--- START Listed records ---
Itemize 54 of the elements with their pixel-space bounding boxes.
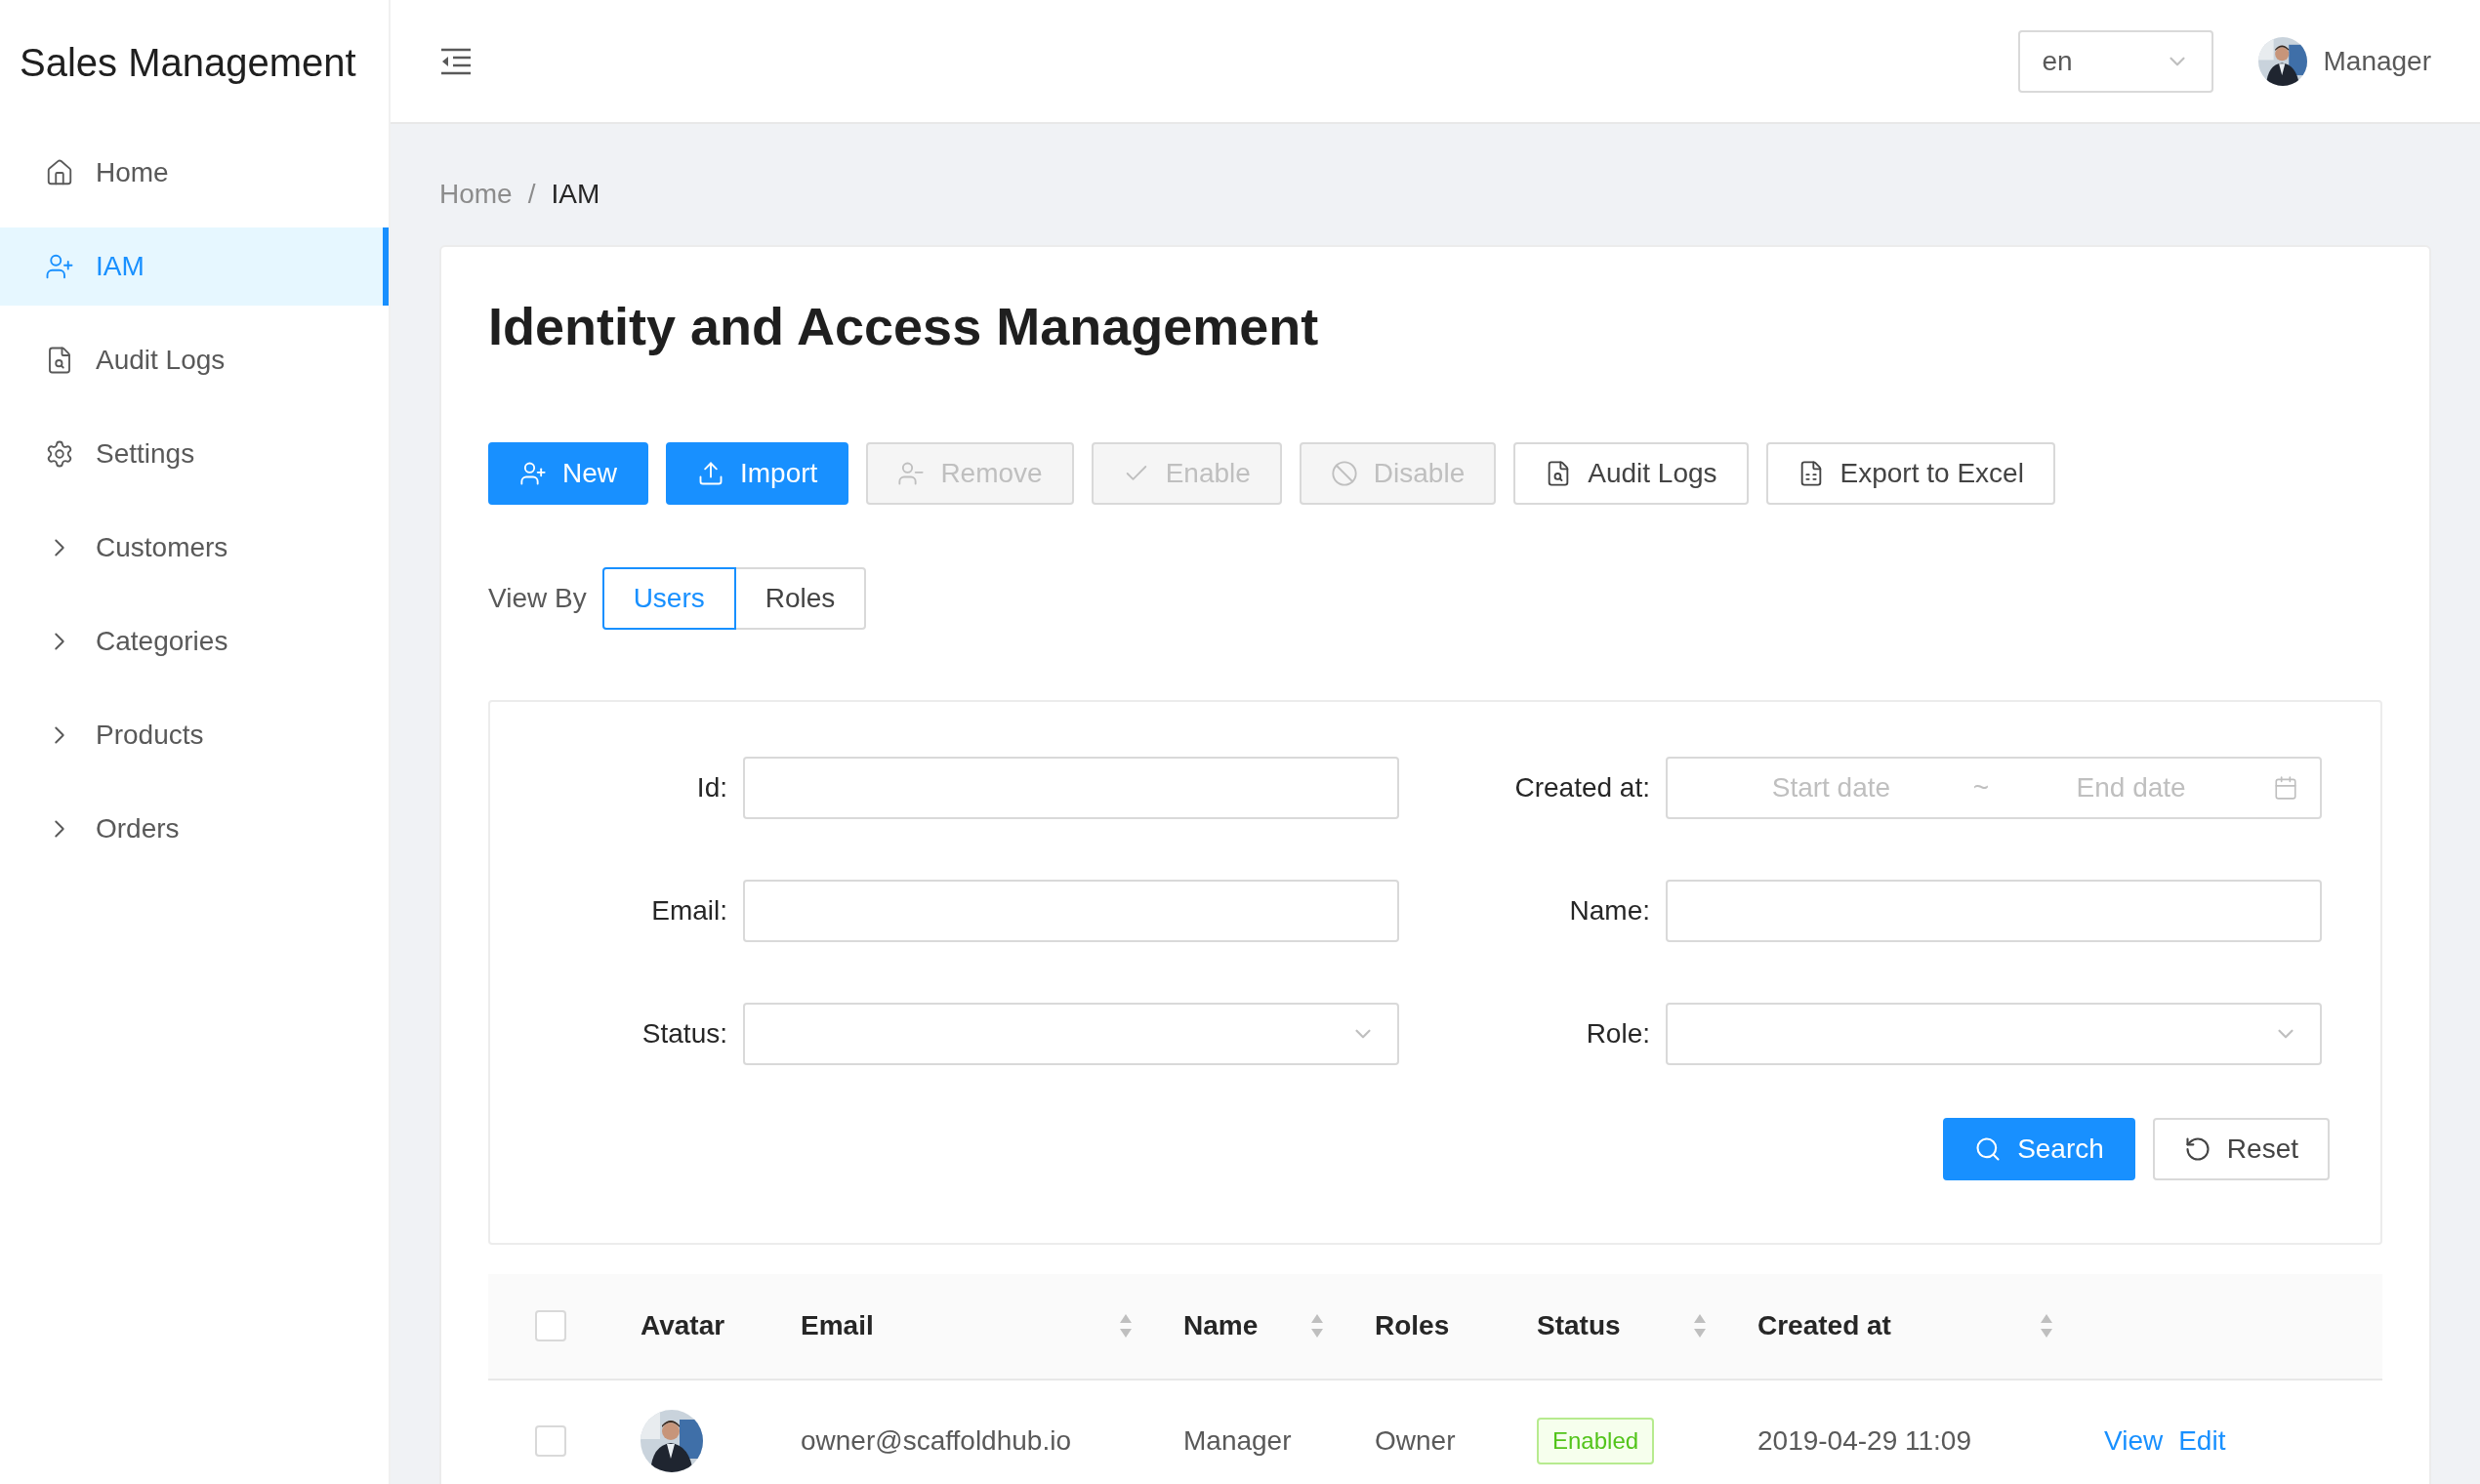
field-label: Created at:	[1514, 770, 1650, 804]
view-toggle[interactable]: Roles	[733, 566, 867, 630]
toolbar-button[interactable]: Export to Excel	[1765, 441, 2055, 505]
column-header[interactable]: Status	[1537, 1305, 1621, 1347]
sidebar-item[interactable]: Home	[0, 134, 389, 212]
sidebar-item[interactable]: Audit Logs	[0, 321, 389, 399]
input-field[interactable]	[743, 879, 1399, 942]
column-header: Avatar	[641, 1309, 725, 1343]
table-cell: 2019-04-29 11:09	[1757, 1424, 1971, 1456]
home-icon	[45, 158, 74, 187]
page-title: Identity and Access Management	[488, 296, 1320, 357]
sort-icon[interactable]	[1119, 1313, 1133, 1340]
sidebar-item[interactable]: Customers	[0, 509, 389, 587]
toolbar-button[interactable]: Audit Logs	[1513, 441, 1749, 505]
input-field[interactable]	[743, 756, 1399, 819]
--- END Listed records ---
_Problem to work on_
Express every line of the entries above as a JSON list of strings, one string per line, with blank lines and pictures left out.

_Output for this exercise_
[
  "Itemize 54 of the elements with their pixel-space bounding boxes.",
  "field-label: Created at:\t[1514, 770, 1650, 804]",
  "view-toggle[interactable]: Roles\t[733, 566, 867, 630]",
  "toolbar-button[interactable]: Export to Excel\t[1765, 441, 2055, 505]",
  "column-header[interactable]: Status\t[1537, 1305, 1621, 1347]",
  "sidebar-item[interactable]: Home\t[0, 134, 389, 212]",
  "sidebar-item[interactable]: Audit Logs\t[0, 321, 389, 399]",
  "input-field[interactable]\t[743, 879, 1399, 942]",
  "column-header: Avatar\t[641, 1309, 725, 1343]",
  "table-cell: 2019-04-29 11:09\t[1757, 1424, 1971, 1456]",
  "home-icon\t[45, 158, 74, 187]",
  "page-title: Identity and Access Management\t[488, 296, 1320, 357]",
  "sort-icon[interactable]\t[1119, 1313, 1133, 1340]",
  "sidebar-item[interactable]: Customers\t[0, 509, 389, 587]",
  "toolbar-button[interactable]: Audit Logs\t[1513, 441, 1749, 505]",
  "input-field[interactable]\t[743, 756, 1399, 819]"
]